PROBLEM TO WORK ON: Please write out all of the data below exactly, without including the pictures.

Dataset items:
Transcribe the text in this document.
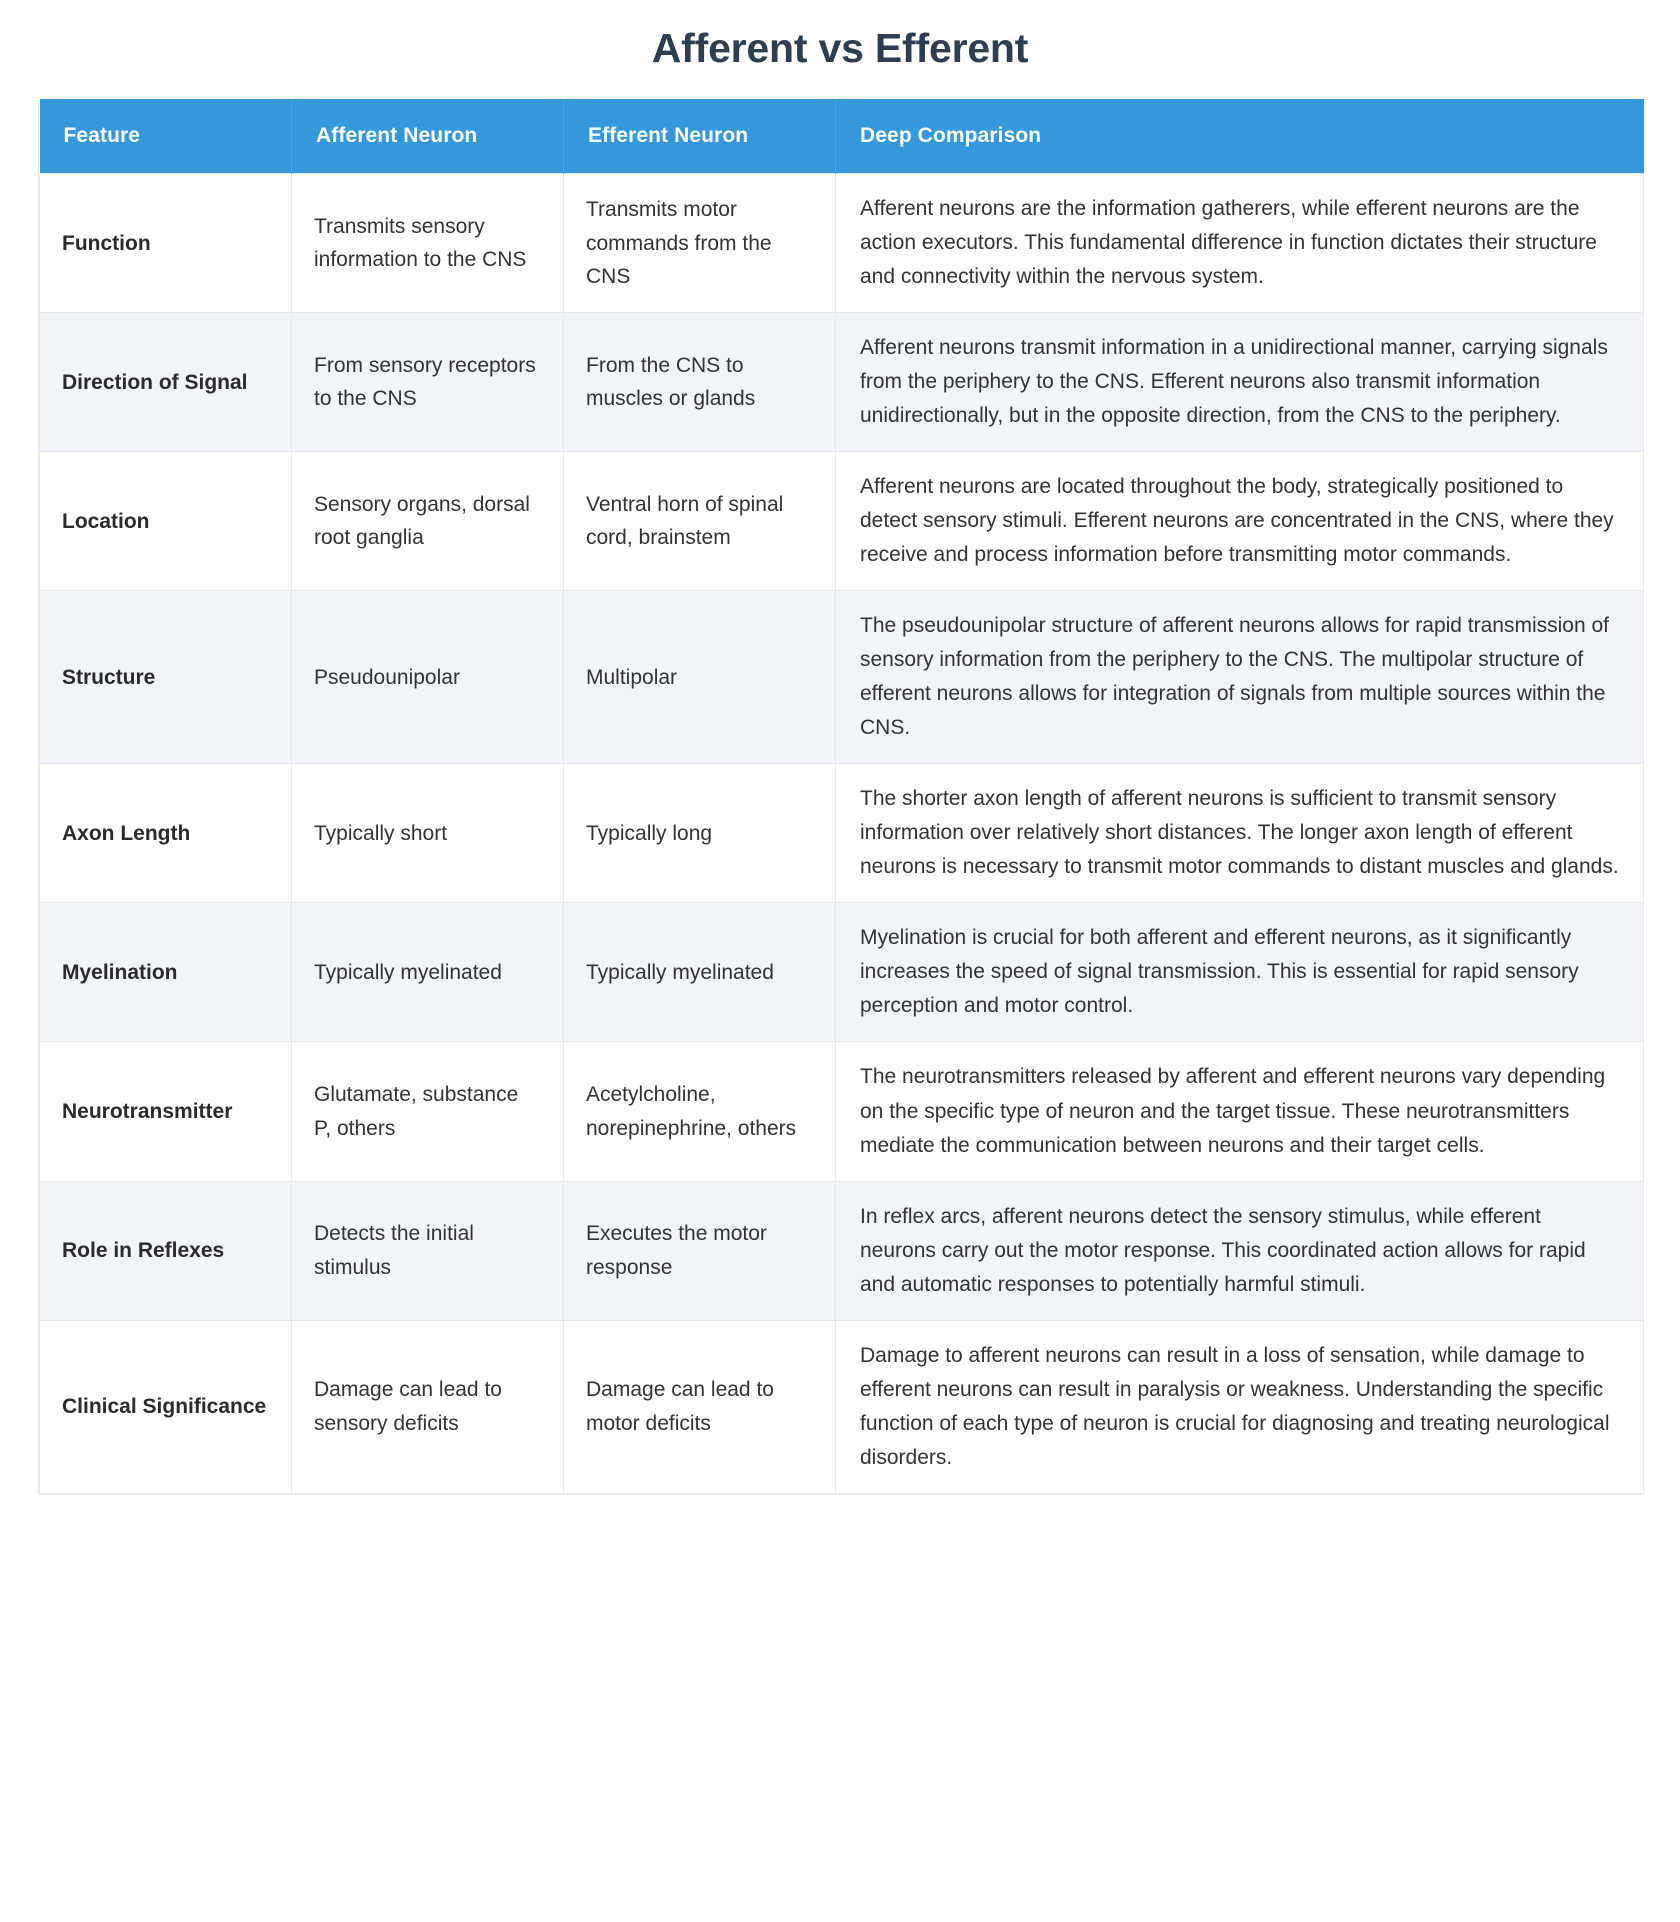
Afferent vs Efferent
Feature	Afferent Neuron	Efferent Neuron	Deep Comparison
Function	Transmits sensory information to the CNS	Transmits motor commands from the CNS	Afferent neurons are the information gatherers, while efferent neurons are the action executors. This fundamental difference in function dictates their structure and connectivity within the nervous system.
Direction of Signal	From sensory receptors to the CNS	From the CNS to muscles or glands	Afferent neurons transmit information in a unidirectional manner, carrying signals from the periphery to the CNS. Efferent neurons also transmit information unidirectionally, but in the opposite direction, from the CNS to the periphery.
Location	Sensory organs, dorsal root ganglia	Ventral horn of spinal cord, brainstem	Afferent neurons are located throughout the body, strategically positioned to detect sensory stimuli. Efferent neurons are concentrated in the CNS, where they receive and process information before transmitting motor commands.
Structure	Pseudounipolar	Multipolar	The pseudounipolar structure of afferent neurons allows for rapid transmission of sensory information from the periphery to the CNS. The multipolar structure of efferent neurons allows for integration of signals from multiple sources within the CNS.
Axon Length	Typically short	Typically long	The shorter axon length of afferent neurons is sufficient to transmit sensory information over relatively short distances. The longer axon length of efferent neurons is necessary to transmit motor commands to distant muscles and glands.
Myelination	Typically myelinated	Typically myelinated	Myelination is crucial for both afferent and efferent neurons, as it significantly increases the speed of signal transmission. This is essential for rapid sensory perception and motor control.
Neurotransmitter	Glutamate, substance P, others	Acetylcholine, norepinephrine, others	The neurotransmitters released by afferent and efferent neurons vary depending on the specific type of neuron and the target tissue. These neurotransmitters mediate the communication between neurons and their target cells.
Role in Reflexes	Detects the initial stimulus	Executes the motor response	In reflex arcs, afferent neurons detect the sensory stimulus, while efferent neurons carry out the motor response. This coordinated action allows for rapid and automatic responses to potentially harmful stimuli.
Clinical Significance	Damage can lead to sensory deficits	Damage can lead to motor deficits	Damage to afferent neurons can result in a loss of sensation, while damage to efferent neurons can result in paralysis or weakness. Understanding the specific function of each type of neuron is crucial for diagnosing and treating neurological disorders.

TASK SOLUTION:
Transcribe the text in this document.
Afferent vs Efferent
Feature	Afferent Neuron	Efferent Neuron	Deep Comparison
Function	Transmits sensory information to the CNS	Transmits motor commands from the CNS	Afferent neurons are the information gatherers, while efferent neurons are the action executors. This fundamental difference in function dictates their structure and connectivity within the nervous system.
Direction of Signal	From sensory receptors to the CNS	From the CNS to muscles or glands	Afferent neurons transmit information in a unidirectional manner, carrying signals from the periphery to the CNS. Efferent neurons also transmit information unidirectionally, but in the opposite direction, from the CNS to the periphery.
Location	Sensory organs, dorsal root ganglia	Ventral horn of spinal cord, brainstem	Afferent neurons are located throughout the body, strategically positioned to detect sensory stimuli. Efferent neurons are concentrated in the CNS, where they receive and process information before transmitting motor commands.
Structure	Pseudounipolar	Multipolar	The pseudounipolar structure of afferent neurons allows for rapid transmission of sensory information from the periphery to the CNS. The multipolar structure of efferent neurons allows for integration of signals from multiple sources within the CNS.
Axon Length	Typically short	Typically long	The shorter axon length of afferent neurons is sufficient to transmit sensory information over relatively short distances. The longer axon length of efferent neurons is necessary to transmit motor commands to distant muscles and glands.
Myelination	Typically myelinated	Typically myelinated	Myelination is crucial for both afferent and efferent neurons, as it significantly increases the speed of signal transmission. This is essential for rapid sensory perception and motor control.
Neurotransmitter	Glutamate, substance P, others	Acetylcholine, norepinephrine, others	The neurotransmitters released by afferent and efferent neurons vary depending on the specific type of neuron and the target tissue. These neurotransmitters mediate the communication between neurons and their target cells.
Role in Reflexes	Detects the initial stimulus	Executes the motor response	In reflex arcs, afferent neurons detect the sensory stimulus, while efferent neurons carry out the motor response. This coordinated action allows for rapid and automatic responses to potentially harmful stimuli.
Clinical Significance	Damage can lead to sensory deficits	Damage can lead to motor deficits	Damage to afferent neurons can result in a loss of sensation, while damage to efferent neurons can result in paralysis or weakness. Understanding the specific function of each type of neuron is crucial for diagnosing and treating neurological disorders.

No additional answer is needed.